Challenge
Scan the listing below and copy every line holding "name".

Excerpted data
——

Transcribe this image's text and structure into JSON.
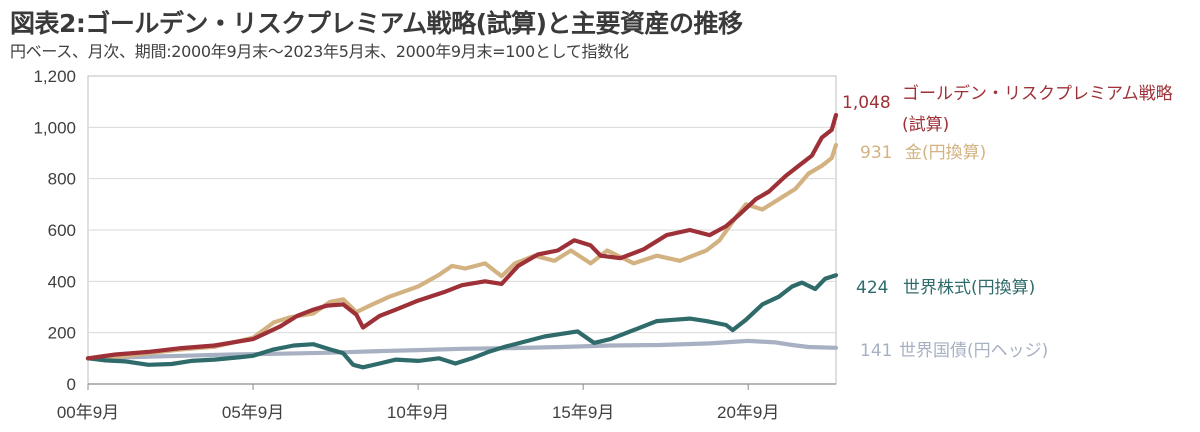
{
  "chart_data": {
    "type": "line",
    "title": "図表2:ゴールデン・リスクプレミアム戦略(試算)と主要資産の推移",
    "subtitle": "円ベース、月次、期間:2000年9月末〜2023年5月末、2000年9月末=100として指数化",
    "ylim": [
      0,
      1200
    ],
    "yticks": [
      "0",
      "200",
      "400",
      "600",
      "800",
      "1,000",
      "1,200"
    ],
    "ytick_values": [
      0,
      200,
      400,
      600,
      800,
      1000,
      1200
    ],
    "xlim": [
      2000.67,
      2023.33
    ],
    "xticks": [
      "00年9月",
      "05年9月",
      "10年9月",
      "15年9月",
      "20年9月"
    ],
    "xtick_values": [
      2000.67,
      2005.67,
      2010.67,
      2015.67,
      2020.67
    ],
    "grid": true,
    "series": [
      {
        "name": "ゴールデン・リスクプレミアム戦略(試算)",
        "end_label": "1,048",
        "color": "#9e3038",
        "x": [
          2000.67,
          2001.5,
          2002.5,
          2003.5,
          2004.5,
          2005.67,
          2006.5,
          2007.0,
          2007.5,
          2007.9,
          2008.4,
          2008.8,
          2009.0,
          2009.5,
          2010.0,
          2010.67,
          2011.5,
          2012.0,
          2012.7,
          2013.2,
          2013.7,
          2014.3,
          2014.9,
          2015.4,
          2015.9,
          2016.2,
          2016.8,
          2017.5,
          2018.2,
          2018.9,
          2019.5,
          2020.0,
          2020.4,
          2020.9,
          2021.3,
          2021.8,
          2022.2,
          2022.6,
          2022.9,
          2023.2,
          2023.33
        ],
        "values": [
          100,
          115,
          125,
          140,
          150,
          175,
          225,
          265,
          290,
          305,
          310,
          270,
          220,
          265,
          290,
          325,
          360,
          385,
          400,
          390,
          460,
          505,
          520,
          560,
          540,
          500,
          490,
          525,
          580,
          600,
          580,
          615,
          660,
          720,
          750,
          810,
          850,
          890,
          960,
          990,
          1048
        ]
      },
      {
        "name": "金(円換算)",
        "end_label": "931",
        "color": "#d3b282",
        "x": [
          2000.67,
          2001.5,
          2002.5,
          2003.5,
          2004.5,
          2005.67,
          2006.3,
          2006.8,
          2007.5,
          2008.0,
          2008.4,
          2008.8,
          2009.2,
          2009.8,
          2010.67,
          2011.3,
          2011.7,
          2012.1,
          2012.7,
          2013.2,
          2013.6,
          2014.2,
          2014.8,
          2015.3,
          2015.9,
          2016.4,
          2017.2,
          2017.9,
          2018.6,
          2019.4,
          2019.8,
          2020.3,
          2020.6,
          2021.1,
          2021.6,
          2022.1,
          2022.5,
          2022.9,
          2023.2,
          2023.33
        ],
        "values": [
          100,
          105,
          120,
          135,
          145,
          180,
          240,
          260,
          275,
          320,
          330,
          280,
          305,
          340,
          380,
          425,
          460,
          450,
          470,
          420,
          470,
          500,
          480,
          520,
          470,
          520,
          470,
          500,
          480,
          520,
          560,
          650,
          700,
          680,
          720,
          760,
          820,
          850,
          880,
          931
        ]
      },
      {
        "name": "世界株式(円換算)",
        "end_label": "424",
        "color": "#2f6b6b",
        "x": [
          2000.67,
          2001.2,
          2001.8,
          2002.5,
          2003.2,
          2003.8,
          2004.5,
          2005.3,
          2005.67,
          2006.3,
          2006.9,
          2007.5,
          2008.0,
          2008.4,
          2008.7,
          2009.0,
          2009.5,
          2010.0,
          2010.67,
          2011.3,
          2011.8,
          2012.3,
          2012.8,
          2013.3,
          2013.9,
          2014.5,
          2015.0,
          2015.5,
          2016.0,
          2016.5,
          2017.2,
          2017.9,
          2018.4,
          2018.9,
          2019.4,
          2020.0,
          2020.2,
          2020.6,
          2021.1,
          2021.6,
          2022.0,
          2022.3,
          2022.7,
          2023.0,
          2023.33
        ],
        "values": [
          100,
          92,
          88,
          75,
          78,
          90,
          95,
          105,
          110,
          135,
          150,
          155,
          135,
          120,
          75,
          65,
          80,
          95,
          90,
          100,
          80,
          100,
          125,
          145,
          165,
          185,
          195,
          205,
          160,
          175,
          210,
          245,
          250,
          255,
          245,
          230,
          210,
          250,
          310,
          340,
          380,
          395,
          370,
          410,
          424
        ]
      },
      {
        "name": "世界国債(円ヘッジ)",
        "end_label": "141",
        "color": "#a7b1c3",
        "x": [
          2000.67,
          2002.0,
          2003.5,
          2005.0,
          2006.5,
          2008.0,
          2009.5,
          2010.67,
          2012.0,
          2013.5,
          2015.0,
          2016.5,
          2018.0,
          2019.5,
          2020.67,
          2021.5,
          2022.0,
          2022.5,
          2023.33
        ],
        "values": [
          100,
          105,
          110,
          115,
          118,
          122,
          128,
          132,
          137,
          140,
          144,
          150,
          152,
          158,
          168,
          162,
          152,
          144,
          141
        ]
      }
    ],
    "legend_labels": [
      {
        "value": "1,048",
        "text": [
          "ゴールデン・リスクプレミアム戦略",
          "(試算)"
        ],
        "color": "#9e3038"
      },
      {
        "value": "931",
        "text": [
          "金(円換算)"
        ],
        "color": "#d3b282"
      },
      {
        "value": "424",
        "text": [
          "世界株式(円換算)"
        ],
        "color": "#2f6b6b"
      },
      {
        "value": "141",
        "text": [
          "世界国債(円ヘッジ)"
        ],
        "color": "#a7b1c3"
      }
    ]
  }
}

——

The result
        "name": "ゴールデン・リスクプレミアム戦略(試算)",
        "name": "金(円換算)",
        "name": "世界株式(円換算)",
        "name": "世界国債(円ヘッジ)",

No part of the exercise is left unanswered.